(Saved data entries)
** Start **

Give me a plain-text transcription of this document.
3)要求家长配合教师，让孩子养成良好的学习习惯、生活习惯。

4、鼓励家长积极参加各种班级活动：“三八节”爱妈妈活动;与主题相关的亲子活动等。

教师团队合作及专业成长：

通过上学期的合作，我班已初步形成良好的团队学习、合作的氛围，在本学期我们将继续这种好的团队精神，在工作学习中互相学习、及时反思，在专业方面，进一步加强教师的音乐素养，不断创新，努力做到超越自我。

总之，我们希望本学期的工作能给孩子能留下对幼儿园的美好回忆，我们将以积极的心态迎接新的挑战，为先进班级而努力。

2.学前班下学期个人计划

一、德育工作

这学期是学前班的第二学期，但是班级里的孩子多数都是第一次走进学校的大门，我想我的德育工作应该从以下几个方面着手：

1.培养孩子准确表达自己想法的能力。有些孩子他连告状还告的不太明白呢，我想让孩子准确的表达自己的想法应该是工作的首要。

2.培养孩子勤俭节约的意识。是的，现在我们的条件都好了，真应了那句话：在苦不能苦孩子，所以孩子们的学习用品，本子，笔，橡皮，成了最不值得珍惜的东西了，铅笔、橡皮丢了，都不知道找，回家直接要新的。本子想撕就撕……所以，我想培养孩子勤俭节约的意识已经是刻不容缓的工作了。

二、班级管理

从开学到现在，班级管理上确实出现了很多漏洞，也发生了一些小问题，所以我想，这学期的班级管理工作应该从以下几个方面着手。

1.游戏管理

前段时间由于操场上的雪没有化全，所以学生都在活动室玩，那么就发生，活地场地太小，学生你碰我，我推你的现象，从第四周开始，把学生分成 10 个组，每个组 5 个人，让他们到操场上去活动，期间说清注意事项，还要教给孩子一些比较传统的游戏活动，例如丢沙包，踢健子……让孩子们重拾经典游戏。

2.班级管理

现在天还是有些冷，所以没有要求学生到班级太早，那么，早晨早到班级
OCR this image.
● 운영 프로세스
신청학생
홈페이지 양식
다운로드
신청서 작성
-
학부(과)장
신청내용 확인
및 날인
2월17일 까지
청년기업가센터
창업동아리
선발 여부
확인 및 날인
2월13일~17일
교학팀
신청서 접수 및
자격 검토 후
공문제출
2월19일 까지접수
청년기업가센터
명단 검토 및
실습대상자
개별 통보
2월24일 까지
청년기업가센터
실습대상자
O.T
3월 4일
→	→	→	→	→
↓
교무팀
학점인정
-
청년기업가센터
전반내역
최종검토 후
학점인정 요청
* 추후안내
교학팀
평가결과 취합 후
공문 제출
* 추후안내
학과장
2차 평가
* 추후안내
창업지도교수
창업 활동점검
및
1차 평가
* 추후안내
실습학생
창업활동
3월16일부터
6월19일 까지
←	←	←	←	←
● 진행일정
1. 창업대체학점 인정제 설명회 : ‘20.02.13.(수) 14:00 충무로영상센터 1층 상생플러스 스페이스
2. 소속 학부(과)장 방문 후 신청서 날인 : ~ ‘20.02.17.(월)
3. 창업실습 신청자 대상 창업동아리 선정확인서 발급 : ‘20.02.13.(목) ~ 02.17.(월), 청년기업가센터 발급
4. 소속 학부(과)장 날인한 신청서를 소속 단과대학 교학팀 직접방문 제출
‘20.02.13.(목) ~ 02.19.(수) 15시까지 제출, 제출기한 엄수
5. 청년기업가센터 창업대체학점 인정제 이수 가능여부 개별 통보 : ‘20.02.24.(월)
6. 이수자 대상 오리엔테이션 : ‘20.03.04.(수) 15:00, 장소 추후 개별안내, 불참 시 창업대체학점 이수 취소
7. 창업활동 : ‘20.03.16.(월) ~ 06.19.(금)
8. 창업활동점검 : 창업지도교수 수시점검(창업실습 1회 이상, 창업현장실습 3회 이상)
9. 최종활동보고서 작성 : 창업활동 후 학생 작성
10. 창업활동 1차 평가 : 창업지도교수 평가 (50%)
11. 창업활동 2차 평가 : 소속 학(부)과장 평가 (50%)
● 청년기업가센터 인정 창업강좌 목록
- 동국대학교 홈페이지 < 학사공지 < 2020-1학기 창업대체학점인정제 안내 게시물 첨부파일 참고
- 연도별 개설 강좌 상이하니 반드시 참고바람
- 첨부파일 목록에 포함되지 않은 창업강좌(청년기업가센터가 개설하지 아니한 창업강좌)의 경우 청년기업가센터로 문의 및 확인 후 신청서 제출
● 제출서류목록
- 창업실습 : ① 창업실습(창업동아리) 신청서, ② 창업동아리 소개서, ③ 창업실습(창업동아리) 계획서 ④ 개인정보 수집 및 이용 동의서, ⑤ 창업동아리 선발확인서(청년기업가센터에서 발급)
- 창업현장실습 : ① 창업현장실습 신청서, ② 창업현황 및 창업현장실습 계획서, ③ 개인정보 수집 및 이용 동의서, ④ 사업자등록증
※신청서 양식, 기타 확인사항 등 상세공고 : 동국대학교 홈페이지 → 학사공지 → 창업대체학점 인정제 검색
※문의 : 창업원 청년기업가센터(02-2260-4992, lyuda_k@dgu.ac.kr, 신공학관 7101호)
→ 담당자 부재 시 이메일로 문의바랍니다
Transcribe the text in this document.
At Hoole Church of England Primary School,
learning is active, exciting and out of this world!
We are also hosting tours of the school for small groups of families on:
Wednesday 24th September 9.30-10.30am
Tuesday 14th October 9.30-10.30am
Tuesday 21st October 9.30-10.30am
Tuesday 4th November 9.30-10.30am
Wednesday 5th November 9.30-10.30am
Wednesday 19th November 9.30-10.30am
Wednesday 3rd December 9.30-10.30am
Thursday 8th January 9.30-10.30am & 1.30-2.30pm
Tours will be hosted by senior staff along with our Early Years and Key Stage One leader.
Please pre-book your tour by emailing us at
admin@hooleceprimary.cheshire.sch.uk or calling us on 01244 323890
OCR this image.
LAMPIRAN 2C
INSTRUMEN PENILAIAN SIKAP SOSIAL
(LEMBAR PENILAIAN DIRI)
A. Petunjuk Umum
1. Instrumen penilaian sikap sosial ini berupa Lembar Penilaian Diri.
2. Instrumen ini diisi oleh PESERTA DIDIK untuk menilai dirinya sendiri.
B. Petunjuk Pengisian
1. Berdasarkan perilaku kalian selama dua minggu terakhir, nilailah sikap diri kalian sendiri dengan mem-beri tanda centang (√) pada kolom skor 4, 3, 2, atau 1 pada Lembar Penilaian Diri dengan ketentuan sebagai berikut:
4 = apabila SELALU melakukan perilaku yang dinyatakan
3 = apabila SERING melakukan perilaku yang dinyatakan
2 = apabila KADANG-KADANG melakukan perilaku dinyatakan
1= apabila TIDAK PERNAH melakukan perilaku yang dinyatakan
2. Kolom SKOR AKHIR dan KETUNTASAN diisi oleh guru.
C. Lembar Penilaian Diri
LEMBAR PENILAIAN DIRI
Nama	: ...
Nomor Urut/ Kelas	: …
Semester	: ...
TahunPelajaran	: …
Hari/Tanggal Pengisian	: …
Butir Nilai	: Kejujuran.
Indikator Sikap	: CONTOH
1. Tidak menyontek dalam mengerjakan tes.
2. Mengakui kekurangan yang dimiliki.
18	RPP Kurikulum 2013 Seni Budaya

** End **

_Objective_. Identify lines with the string "개인정보". Copy each one.

_Full solution_.
- 창업실습 : ① 창업실습(창업동아리) 신청서, ② 창업동아리 소개서, ③ 창업실습(창업동아리) 계획서 ④ 개인정보 수집 및 이용 동의서, ⑤ 창업동아리 선발확인서(청년기업가센터에서 발급)
- 창업현장실습 : ① 창업현장실습 신청서, ② 창업현황 및 창업현장실습 계획서, ③ 개인정보 수집 및 이용 동의서, ④ 사업자등록증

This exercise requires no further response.